• _INSTRUCTION_
Copy each line of the records below exactly as it stands, leaving out the picture markers.

• _EXTRACTED INFORMATION_
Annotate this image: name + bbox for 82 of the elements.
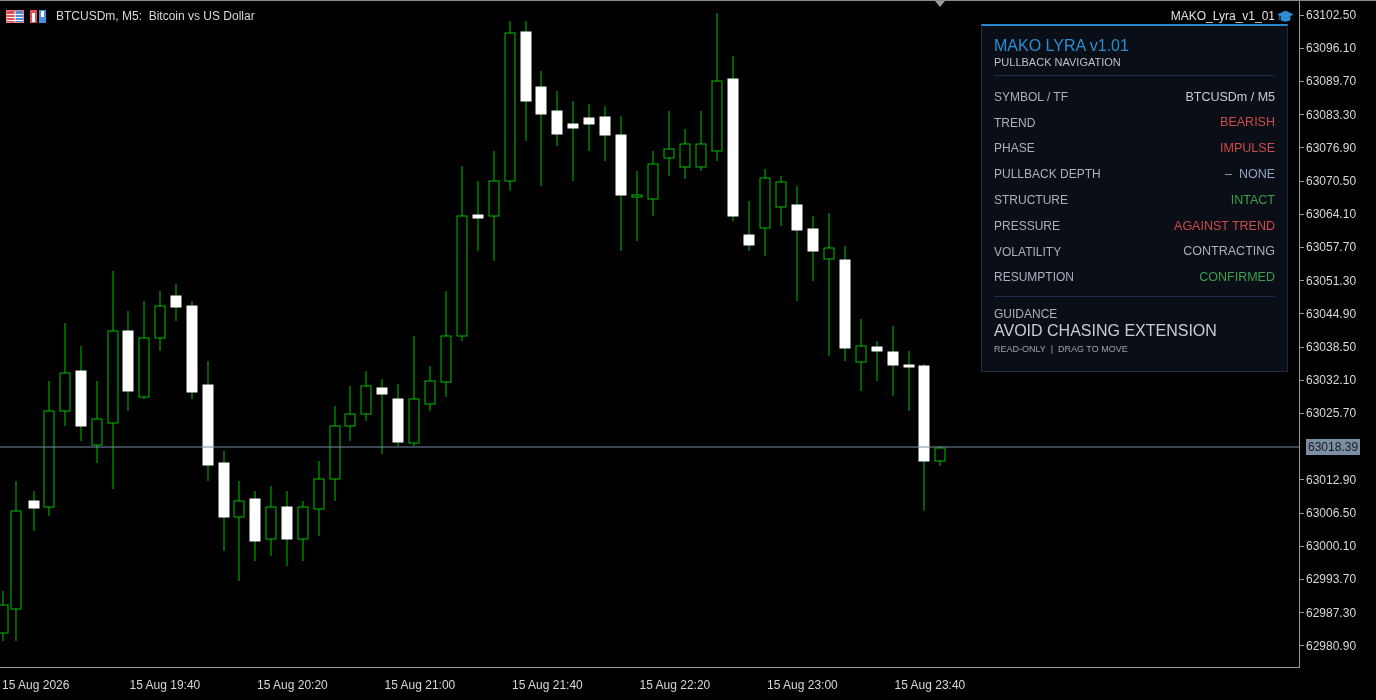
graduation-cap-icon (1278, 9, 1293, 23)
time-label: 15 Aug 2026 (2, 677, 70, 694)
candle (743, 200, 755, 252)
status-label: RESUMPTION (994, 269, 1074, 287)
price-label: 63057.70 (1306, 239, 1357, 257)
shift-marker-icon (935, 1, 945, 7)
candle (903, 350, 915, 412)
chart-title: BTCUSDm, M5: Bitcoin vs US Dollar (56, 8, 255, 25)
candle (631, 170, 643, 242)
time-label: 15 Aug 19:40 (129, 677, 201, 694)
price-label: 62987.30 (1306, 604, 1357, 622)
current-price-label: 63018.39 (1306, 439, 1361, 455)
candle (679, 128, 691, 180)
status-value: BEARISH (1220, 114, 1275, 132)
price-label: 62980.90 (1306, 637, 1357, 655)
status-value: INTACT (1230, 191, 1275, 209)
status-value: – NONE (1225, 165, 1275, 183)
price-label: 62993.70 (1306, 571, 1357, 589)
table-icon (6, 9, 24, 23)
price-label: 63044.90 (1306, 305, 1357, 323)
status-label: PHASE (994, 140, 1035, 158)
candle (807, 215, 819, 282)
candle (695, 110, 707, 172)
candle (647, 150, 659, 217)
status-label: PULLBACK DEPTH (994, 166, 1101, 184)
price-label: 63012.90 (1306, 471, 1357, 489)
price-label: 63051.30 (1306, 272, 1357, 290)
status-label: VOLATILITY (994, 243, 1062, 261)
candle (392, 383, 404, 447)
panel-footer: READ-ONLY | DRAG TO MOVE (994, 342, 1275, 357)
chart-icon (30, 9, 46, 23)
price-label: 63025.70 (1306, 405, 1357, 423)
candle (154, 290, 166, 352)
candle (583, 103, 595, 152)
time-label: 15 Aug 21:40 (512, 677, 583, 694)
candle (28, 490, 40, 532)
candle (170, 283, 182, 322)
status-value: CONTRACTING (1183, 243, 1275, 261)
price-label: 63083.30 (1306, 106, 1357, 124)
candle (249, 490, 261, 562)
time-label: 15 Aug 23:00 (767, 677, 838, 694)
candle (424, 365, 436, 412)
price-label: 63102.50 (1306, 7, 1357, 24)
candle (344, 385, 356, 442)
status-value: AGAINST TREND (1174, 217, 1275, 235)
candle (265, 485, 277, 557)
status-value: CONFIRMED (1199, 269, 1275, 287)
candle (934, 445, 946, 467)
price-label: 63032.10 (1306, 372, 1357, 390)
price-label: 63096.10 (1306, 40, 1357, 58)
time-label: 15 Aug 23:40 (894, 677, 966, 694)
price-label: 63000.10 (1306, 538, 1357, 556)
indicator-name: MAKO_Lyra_v1_01 (1170, 8, 1275, 25)
price-label: 63070.50 (1306, 173, 1357, 190)
time-label: 15 Aug 20:20 (257, 677, 328, 694)
candle (297, 500, 309, 562)
status-value: BTCUSDm / M5 (1185, 88, 1275, 106)
status-label: STRUCTURE (994, 192, 1068, 210)
candle (775, 175, 787, 227)
candle (871, 340, 883, 382)
candle (360, 370, 372, 422)
candle (663, 110, 675, 177)
panel-subtitle: PULLBACK NAVIGATION (994, 55, 1122, 69)
guidance-text: AVOID CHASING EXTENSION (994, 321, 1218, 341)
status-value: IMPULSE (1220, 140, 1275, 158)
price-label: 63076.90 (1306, 139, 1357, 157)
candle (887, 325, 899, 397)
guidance-label: GUIDANCE (994, 307, 1059, 322)
time-label: 15 Aug 21:00 (384, 677, 456, 694)
price-label: 63038.50 (1306, 339, 1357, 356)
time-label: 15 Aug 22:20 (639, 677, 711, 694)
price-label: 63089.70 (1306, 73, 1357, 91)
candle (599, 105, 611, 162)
candle (551, 90, 563, 147)
price-label: 63064.10 (1306, 206, 1357, 224)
status-label: SYMBOL / TF (994, 88, 1068, 106)
price-label: 63006.50 (1306, 505, 1357, 522)
status-label: TREND (994, 114, 1036, 132)
candle (472, 180, 484, 252)
status-label: PRESSURE (994, 217, 1061, 235)
indicator-panel[interactable] (981, 24, 1288, 372)
panel-title: MAKO LYRA v1.01 (994, 37, 1130, 55)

• _FINISHED TASK_
Annotate this image: name + bbox for 82 of the elements.
graduation-cap-icon (1278, 9, 1293, 23)
time-label: 15 Aug 2026 (2, 677, 70, 694)
candle (743, 200, 755, 252)
status-label: RESUMPTION (994, 269, 1074, 287)
price-label: 63057.70 (1306, 239, 1357, 257)
shift-marker-icon (935, 1, 945, 7)
candle (903, 350, 915, 412)
chart-title: BTCUSDm, M5: Bitcoin vs US Dollar (56, 8, 255, 25)
candle (631, 170, 643, 242)
time-label: 15 Aug 19:40 (129, 677, 201, 694)
price-label: 62987.30 (1306, 604, 1357, 622)
current-price-label: 63018.39 (1306, 439, 1361, 455)
candle (679, 128, 691, 180)
status-value: BEARISH (1220, 114, 1275, 132)
price-label: 62980.90 (1306, 637, 1357, 655)
status-value: INTACT (1230, 191, 1275, 209)
status-value: – NONE (1225, 165, 1275, 183)
price-label: 62993.70 (1306, 571, 1357, 589)
table-icon (6, 9, 24, 23)
price-label: 63044.90 (1306, 305, 1357, 323)
status-label: PHASE (994, 140, 1035, 158)
candle (807, 215, 819, 282)
candle (695, 110, 707, 172)
candle (647, 150, 659, 217)
status-label: PULLBACK DEPTH (994, 166, 1101, 184)
price-label: 63012.90 (1306, 471, 1357, 489)
price-label: 63051.30 (1306, 272, 1357, 290)
status-label: VOLATILITY (994, 243, 1062, 261)
candle (392, 383, 404, 447)
panel-footer: READ-ONLY | DRAG TO MOVE (994, 342, 1275, 357)
chart-icon (30, 9, 46, 23)
price-label: 63025.70 (1306, 405, 1357, 423)
candle (154, 290, 166, 352)
candle (583, 103, 595, 152)
time-label: 15 Aug 21:40 (512, 677, 583, 694)
candle (28, 490, 40, 532)
candle (170, 283, 182, 322)
status-value: CONTRACTING (1183, 243, 1275, 261)
price-label: 63083.30 (1306, 106, 1357, 124)
candle (249, 490, 261, 562)
time-label: 15 Aug 23:00 (767, 677, 838, 694)
candle (424, 365, 436, 412)
price-label: 63102.50 (1306, 7, 1357, 24)
candle (344, 385, 356, 442)
status-value: AGAINST TREND (1174, 217, 1275, 235)
candle (265, 485, 277, 557)
status-value: CONFIRMED (1199, 269, 1275, 287)
candle (934, 445, 946, 467)
price-label: 63032.10 (1306, 372, 1357, 390)
price-label: 63096.10 (1306, 40, 1357, 58)
time-label: 15 Aug 23:40 (894, 677, 966, 694)
price-label: 63000.10 (1306, 538, 1357, 556)
indicator-name: MAKO_Lyra_v1_01 (1170, 8, 1275, 25)
price-label: 63070.50 (1306, 173, 1357, 190)
time-label: 15 Aug 20:20 (257, 677, 328, 694)
candle (297, 500, 309, 562)
status-value: BTCUSDm / M5 (1185, 88, 1275, 106)
status-label: STRUCTURE (994, 192, 1068, 210)
candle (775, 175, 787, 227)
candle (871, 340, 883, 382)
candle (360, 370, 372, 422)
candle (663, 110, 675, 177)
panel-subtitle: PULLBACK NAVIGATION (994, 55, 1122, 69)
guidance-text: AVOID CHASING EXTENSION (994, 321, 1218, 341)
status-value: IMPULSE (1220, 140, 1275, 158)
price-label: 63076.90 (1306, 139, 1357, 157)
candle (887, 325, 899, 397)
guidance-label: GUIDANCE (994, 307, 1059, 322)
time-label: 15 Aug 21:00 (384, 677, 456, 694)
price-label: 63038.50 (1306, 339, 1357, 356)
time-label: 15 Aug 22:20 (639, 677, 711, 694)
price-label: 63089.70 (1306, 73, 1357, 91)
candle (599, 105, 611, 162)
candle (551, 90, 563, 147)
price-label: 63064.10 (1306, 206, 1357, 224)
status-label: SYMBOL / TF (994, 88, 1068, 106)
price-label: 63006.50 (1306, 505, 1357, 522)
status-label: TREND (994, 114, 1036, 132)
candle (472, 180, 484, 252)
status-label: PRESSURE (994, 217, 1061, 235)
indicator-panel[interactable] (981, 24, 1288, 372)
panel-title: MAKO LYRA v1.01 (994, 37, 1130, 55)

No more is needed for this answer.